## What needs to be done
Print the data exactly as it is given, please.

Dataset excerpts:
——
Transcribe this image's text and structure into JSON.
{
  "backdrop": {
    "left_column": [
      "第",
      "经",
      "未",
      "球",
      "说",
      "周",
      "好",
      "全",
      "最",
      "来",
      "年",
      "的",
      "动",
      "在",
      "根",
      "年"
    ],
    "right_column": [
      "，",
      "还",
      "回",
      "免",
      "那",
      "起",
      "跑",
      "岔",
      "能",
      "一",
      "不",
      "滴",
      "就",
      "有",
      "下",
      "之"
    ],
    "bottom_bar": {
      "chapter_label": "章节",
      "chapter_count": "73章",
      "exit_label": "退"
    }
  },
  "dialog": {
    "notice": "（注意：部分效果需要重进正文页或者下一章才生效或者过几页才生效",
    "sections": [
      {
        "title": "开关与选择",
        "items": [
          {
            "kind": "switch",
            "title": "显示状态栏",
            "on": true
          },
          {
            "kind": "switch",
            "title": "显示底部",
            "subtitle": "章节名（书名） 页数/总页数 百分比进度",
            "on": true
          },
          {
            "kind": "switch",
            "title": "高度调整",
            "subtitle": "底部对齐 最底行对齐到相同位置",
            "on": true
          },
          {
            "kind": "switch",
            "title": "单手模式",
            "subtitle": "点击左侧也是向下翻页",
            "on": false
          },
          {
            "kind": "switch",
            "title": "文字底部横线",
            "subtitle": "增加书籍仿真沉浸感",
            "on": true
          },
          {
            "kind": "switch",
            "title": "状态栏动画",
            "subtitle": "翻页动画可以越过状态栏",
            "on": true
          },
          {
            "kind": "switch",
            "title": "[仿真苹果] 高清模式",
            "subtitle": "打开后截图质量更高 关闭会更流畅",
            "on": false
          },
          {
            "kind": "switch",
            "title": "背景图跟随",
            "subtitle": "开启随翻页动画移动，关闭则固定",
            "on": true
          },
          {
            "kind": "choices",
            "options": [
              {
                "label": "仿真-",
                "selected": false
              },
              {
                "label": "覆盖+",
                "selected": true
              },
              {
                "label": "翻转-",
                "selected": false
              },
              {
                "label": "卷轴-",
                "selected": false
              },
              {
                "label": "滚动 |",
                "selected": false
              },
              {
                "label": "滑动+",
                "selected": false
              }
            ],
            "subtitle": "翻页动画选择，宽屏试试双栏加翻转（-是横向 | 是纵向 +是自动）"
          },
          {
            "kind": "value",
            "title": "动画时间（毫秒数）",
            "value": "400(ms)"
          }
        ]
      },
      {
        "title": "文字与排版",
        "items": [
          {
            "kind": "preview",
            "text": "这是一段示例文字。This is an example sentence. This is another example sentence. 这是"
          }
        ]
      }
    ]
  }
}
——
## Result of this exercise
Transcribe this image's text and structure into JSON.
{
  "backdrop": {
    "left_column": [
      "第",
      "经",
      "未",
      "球",
      "说",
      "周",
      "好",
      "全",
      "最",
      "来",
      "年",
      "的",
      "动",
      "在",
      "根",
      "年"
    ],
    "right_column": [
      "，",
      "还",
      "回",
      "免",
      "那",
      "起",
      "跑",
      "岔",
      "能",
      "一",
      "不",
      "滴",
      "就",
      "有",
      "下",
      "之"
    ],
    "bottom_bar": {
      "chapter_label": "章节",
      "chapter_count": "73章",
      "exit_label": "退"
    }
  },
  "dialog": {
    "notice": "（注意：部分效果需要重进正文页或者下一章才生效或者过几页才生效",
    "sections": [
      {
        "title": "开关与选择",
        "items": [
          {
            "kind": "switch",
            "title": "显示状态栏",
            "on": true
          },
          {
            "kind": "switch",
            "title": "显示底部",
            "subtitle": "章节名（书名） 页数/总页数 百分比进度",
            "on": true
          },
          {
            "kind": "switch",
            "title": "高度调整",
            "subtitle": "底部对齐 最底行对齐到相同位置",
            "on": true
          },
          {
            "kind": "switch",
            "title": "单手模式",
            "subtitle": "点击左侧也是向下翻页",
            "on": false
          },
          {
            "kind": "switch",
            "title": "文字底部横线",
            "subtitle": "增加书籍仿真沉浸感",
            "on": true
          },
          {
            "kind": "switch",
            "title": "状态栏动画",
            "subtitle": "翻页动画可以越过状态栏",
            "on": true
          },
          {
            "kind": "switch",
            "title": "[仿真苹果] 高清模式",
            "subtitle": "打开后截图质量更高 关闭会更流畅",
            "on": false
          },
          {
            "kind": "switch",
            "title": "背景图跟随",
            "subtitle": "开启随翻页动画移动，关闭则固定",
            "on": true
          },
          {
            "kind": "choices",
            "options": [
              {
                "label": "仿真-",
                "selected": false
              },
              {
                "label": "覆盖+",
                "selected": true
              },
              {
                "label": "翻转-",
                "selected": false
              },
              {
                "label": "卷轴-",
                "selected": false
              },
              {
                "label": "滚动 |",
                "selected": false
              },
              {
                "label": "滑动+",
                "selected": false
              }
            ],
            "subtitle": "翻页动画选择，宽屏试试双栏加翻转（-是横向 | 是纵向 +是自动）"
          },
          {
            "kind": "value",
            "title": "动画时间（毫秒数）",
            "value": "400(ms)"
          }
        ]
      },
      {
        "title": "文字与排版",
        "items": [
          {
            "kind": "preview",
            "text": "这是一段示例文字。This is an example sentence. This is another example sentence. 这是"
          }
        ]
      }
    ]
  }
}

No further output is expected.